▸ Work instructions
Read the listing below and copy out every line that holds "Stop".

▸ Records for processing
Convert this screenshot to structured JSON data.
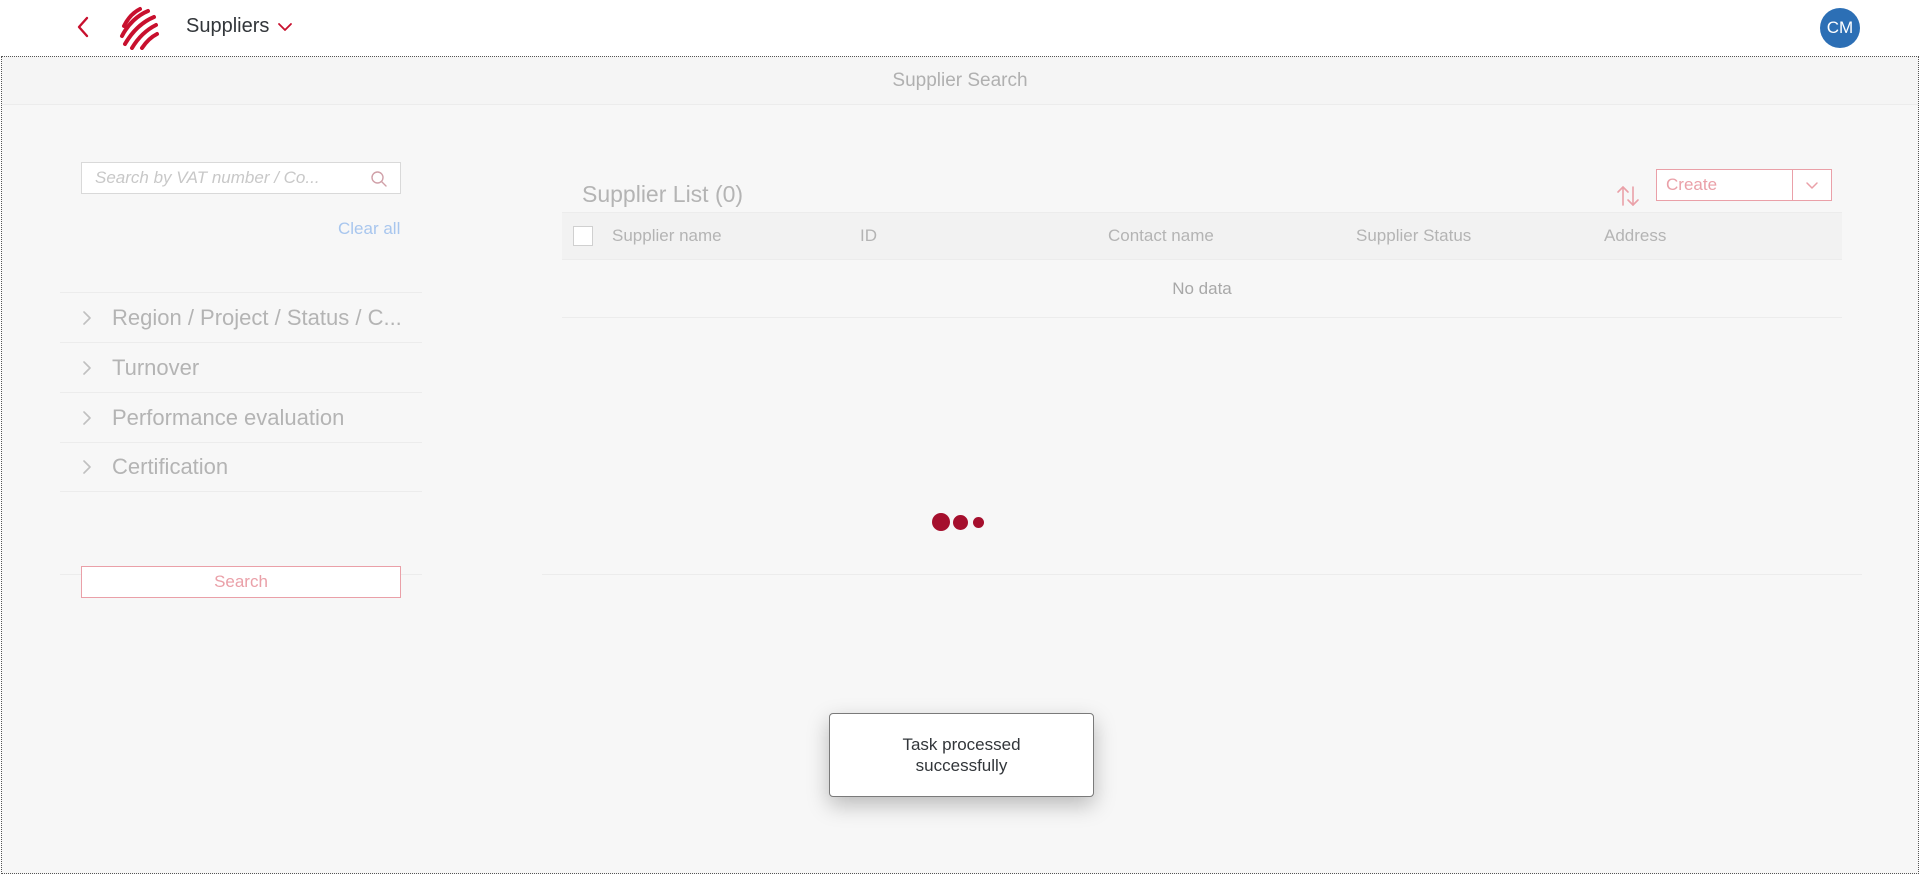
{
  "header": {
    "title": "Suppliers",
    "avatar_initials": "CM",
    "brand_color": "#c8102e",
    "avatar_color": "#2c6fb5"
  },
  "page": {
    "subheader_title": "Supplier Search"
  },
  "filters": {
    "search_placeholder": "Search by VAT number / Co...",
    "clear_all_label": "Clear all",
    "sections": [
      {
        "label": "Region / Project / Status / C..."
      },
      {
        "label": "Turnover"
      },
      {
        "label": "Performance evaluation"
      },
      {
        "label": "Certification"
      }
    ],
    "search_button_label": "Search"
  },
  "list": {
    "title": "Supplier List (0)",
    "create_label": "Create",
    "columns": [
      "Supplier name",
      "ID",
      "Contact name",
      "Supplier Status",
      "Address"
    ],
    "empty_text": "No data"
  },
  "busy_indicator": {
    "color": "#a50f2d"
  },
  "toast": {
    "message": "Task processed successfully"
  }
}
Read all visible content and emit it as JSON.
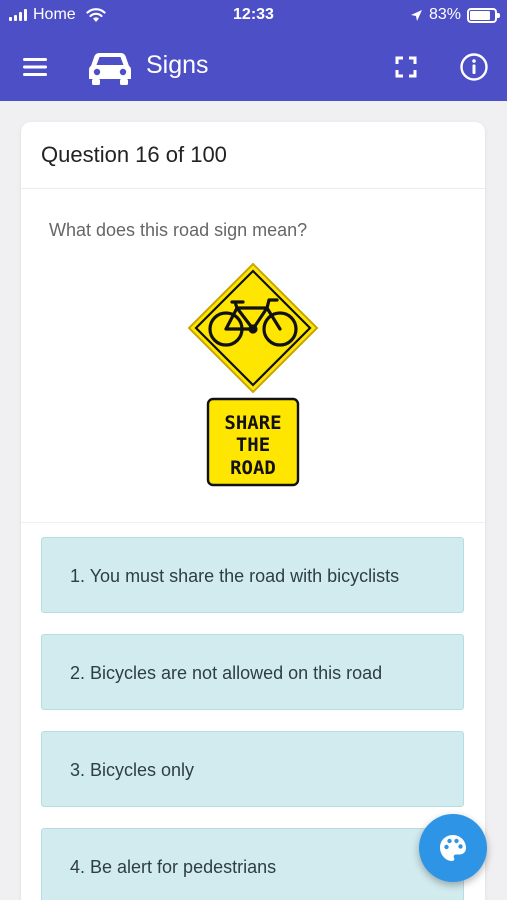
{
  "status_bar": {
    "carrier": "Home",
    "time": "12:33",
    "battery": "83%",
    "battery_level": 0.83
  },
  "toolbar": {
    "title": "Signs",
    "icons": [
      "menu-icon",
      "car-icon",
      "fullscreen-icon",
      "info-icon"
    ]
  },
  "quiz": {
    "header": "Question 16 of 100",
    "question": "What does this road sign mean?",
    "sign_text": [
      "SHARE",
      "THE",
      "ROAD"
    ],
    "answers": [
      "1. You must share the road with bicyclists",
      "2. Bicycles are not allowed on this road",
      "3. Bicycles only",
      "4. Be alert for pedestrians"
    ]
  },
  "colors": {
    "header": "#4d4fc7",
    "answer_bg": "#d2ebef",
    "sign_yellow": "#ffe600",
    "fab": "#2e95e6"
  }
}
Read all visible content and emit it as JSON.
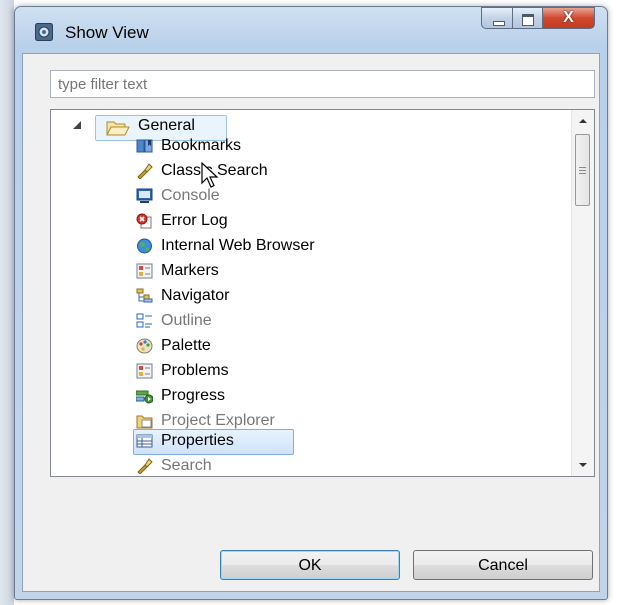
{
  "window": {
    "title": "Show View",
    "icon": "view-gear-icon",
    "controls": [
      "minimize-icon",
      "maximize-icon",
      "close-icon"
    ],
    "close_glyph": "X"
  },
  "filter": {
    "placeholder": "type filter text",
    "value": ""
  },
  "tree": {
    "category": {
      "label": "General",
      "icon": "folder-open-icon",
      "expanded": true
    },
    "items": [
      {
        "label": "Bookmarks",
        "icon": "bookmarks-icon",
        "enabled": true
      },
      {
        "label": "Classic Search",
        "icon": "search-flashlight-icon",
        "enabled": true
      },
      {
        "label": "Console",
        "icon": "console-icon",
        "enabled": false
      },
      {
        "label": "Error Log",
        "icon": "error-log-icon",
        "enabled": true
      },
      {
        "label": "Internal Web Browser",
        "icon": "globe-icon",
        "enabled": true
      },
      {
        "label": "Markers",
        "icon": "markers-icon",
        "enabled": true
      },
      {
        "label": "Navigator",
        "icon": "navigator-icon",
        "enabled": true
      },
      {
        "label": "Outline",
        "icon": "outline-icon",
        "enabled": false
      },
      {
        "label": "Palette",
        "icon": "palette-icon",
        "enabled": true
      },
      {
        "label": "Problems",
        "icon": "problems-icon",
        "enabled": true
      },
      {
        "label": "Progress",
        "icon": "progress-icon",
        "enabled": true
      },
      {
        "label": "Project Explorer",
        "icon": "project-explorer-icon",
        "enabled": false
      },
      {
        "label": "Properties",
        "icon": "properties-icon",
        "enabled": true,
        "selected": true
      },
      {
        "label": "Search",
        "icon": "search-flashlight-icon",
        "enabled": false
      }
    ]
  },
  "buttons": {
    "ok": "OK",
    "cancel": "Cancel"
  }
}
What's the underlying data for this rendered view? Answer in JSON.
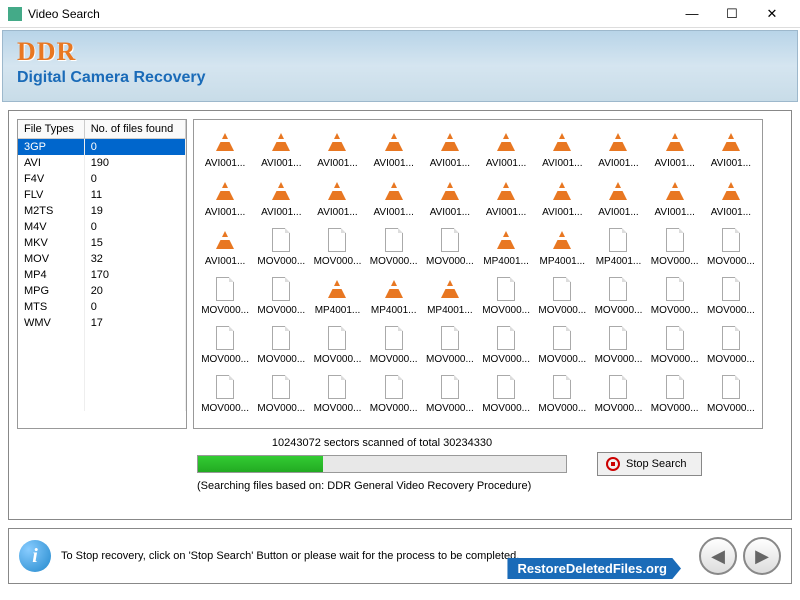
{
  "window": {
    "title": "Video Search",
    "minimize": "—",
    "maximize": "☐",
    "close": "✕"
  },
  "banner": {
    "logo": "DDR",
    "subtitle": "Digital Camera Recovery"
  },
  "table": {
    "col1": "File Types",
    "col2": "No. of files found",
    "rows": [
      {
        "type": "3GP",
        "count": "0",
        "selected": true
      },
      {
        "type": "AVI",
        "count": "190"
      },
      {
        "type": "F4V",
        "count": "0"
      },
      {
        "type": "FLV",
        "count": "11"
      },
      {
        "type": "M2TS",
        "count": "19"
      },
      {
        "type": "M4V",
        "count": "0"
      },
      {
        "type": "MKV",
        "count": "15"
      },
      {
        "type": "MOV",
        "count": "32"
      },
      {
        "type": "MP4",
        "count": "170"
      },
      {
        "type": "MPG",
        "count": "20"
      },
      {
        "type": "MTS",
        "count": "0"
      },
      {
        "type": "WMV",
        "count": "17"
      }
    ]
  },
  "files": [
    {
      "n": "AVI001...",
      "i": "v"
    },
    {
      "n": "AVI001...",
      "i": "v"
    },
    {
      "n": "AVI001...",
      "i": "v"
    },
    {
      "n": "AVI001...",
      "i": "v"
    },
    {
      "n": "AVI001...",
      "i": "v"
    },
    {
      "n": "AVI001...",
      "i": "v"
    },
    {
      "n": "AVI001...",
      "i": "v"
    },
    {
      "n": "AVI001...",
      "i": "v"
    },
    {
      "n": "AVI001...",
      "i": "v"
    },
    {
      "n": "AVI001...",
      "i": "v"
    },
    {
      "n": "AVI001...",
      "i": "v"
    },
    {
      "n": "AVI001...",
      "i": "v"
    },
    {
      "n": "AVI001...",
      "i": "v"
    },
    {
      "n": "AVI001...",
      "i": "v"
    },
    {
      "n": "AVI001...",
      "i": "v"
    },
    {
      "n": "AVI001...",
      "i": "v"
    },
    {
      "n": "AVI001...",
      "i": "v"
    },
    {
      "n": "AVI001...",
      "i": "v"
    },
    {
      "n": "AVI001...",
      "i": "v"
    },
    {
      "n": "AVI001...",
      "i": "v"
    },
    {
      "n": "AVI001...",
      "i": "v"
    },
    {
      "n": "MOV000...",
      "i": "d"
    },
    {
      "n": "MOV000...",
      "i": "d"
    },
    {
      "n": "MOV000...",
      "i": "d"
    },
    {
      "n": "MOV000...",
      "i": "d"
    },
    {
      "n": "MP4001...",
      "i": "v"
    },
    {
      "n": "MP4001...",
      "i": "v"
    },
    {
      "n": "MP4001...",
      "i": "d"
    },
    {
      "n": "MOV000...",
      "i": "d"
    },
    {
      "n": "MOV000...",
      "i": "d"
    },
    {
      "n": "MOV000...",
      "i": "d"
    },
    {
      "n": "MOV000...",
      "i": "d"
    },
    {
      "n": "MP4001...",
      "i": "v"
    },
    {
      "n": "MP4001...",
      "i": "v"
    },
    {
      "n": "MP4001...",
      "i": "v"
    },
    {
      "n": "MOV000...",
      "i": "d"
    },
    {
      "n": "MOV000...",
      "i": "d"
    },
    {
      "n": "MOV000...",
      "i": "d"
    },
    {
      "n": "MOV000...",
      "i": "d"
    },
    {
      "n": "MOV000...",
      "i": "d"
    },
    {
      "n": "MOV000...",
      "i": "d"
    },
    {
      "n": "MOV000...",
      "i": "d"
    },
    {
      "n": "MOV000...",
      "i": "d"
    },
    {
      "n": "MOV000...",
      "i": "d"
    },
    {
      "n": "MOV000...",
      "i": "d"
    },
    {
      "n": "MOV000...",
      "i": "d"
    },
    {
      "n": "MOV000...",
      "i": "d"
    },
    {
      "n": "MOV000...",
      "i": "d"
    },
    {
      "n": "MOV000...",
      "i": "d"
    },
    {
      "n": "MOV000...",
      "i": "d"
    },
    {
      "n": "MOV000...",
      "i": "d"
    },
    {
      "n": "MOV000...",
      "i": "d"
    },
    {
      "n": "MOV000...",
      "i": "d"
    },
    {
      "n": "MOV000...",
      "i": "d"
    },
    {
      "n": "MOV000...",
      "i": "d"
    },
    {
      "n": "MOV000...",
      "i": "d"
    },
    {
      "n": "MOV000...",
      "i": "d"
    },
    {
      "n": "MOV000...",
      "i": "d"
    },
    {
      "n": "MOV000...",
      "i": "d"
    },
    {
      "n": "MOV000...",
      "i": "d"
    }
  ],
  "progress": {
    "label": "10243072 sectors scanned of total 30234330",
    "note": "(Searching files based on:  DDR General Video Recovery Procedure)",
    "stop": "Stop Search"
  },
  "footer": {
    "text": "To Stop recovery, click on 'Stop Search' Button or please wait for the process to be completed.",
    "website": "RestoreDeletedFiles.org",
    "prev": "◀",
    "next": "▶"
  }
}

▸ Result
    "stop": "Stop Search"
    "text": "To Stop recovery, click on 'Stop Search' Button or please wait for the process to be completed.",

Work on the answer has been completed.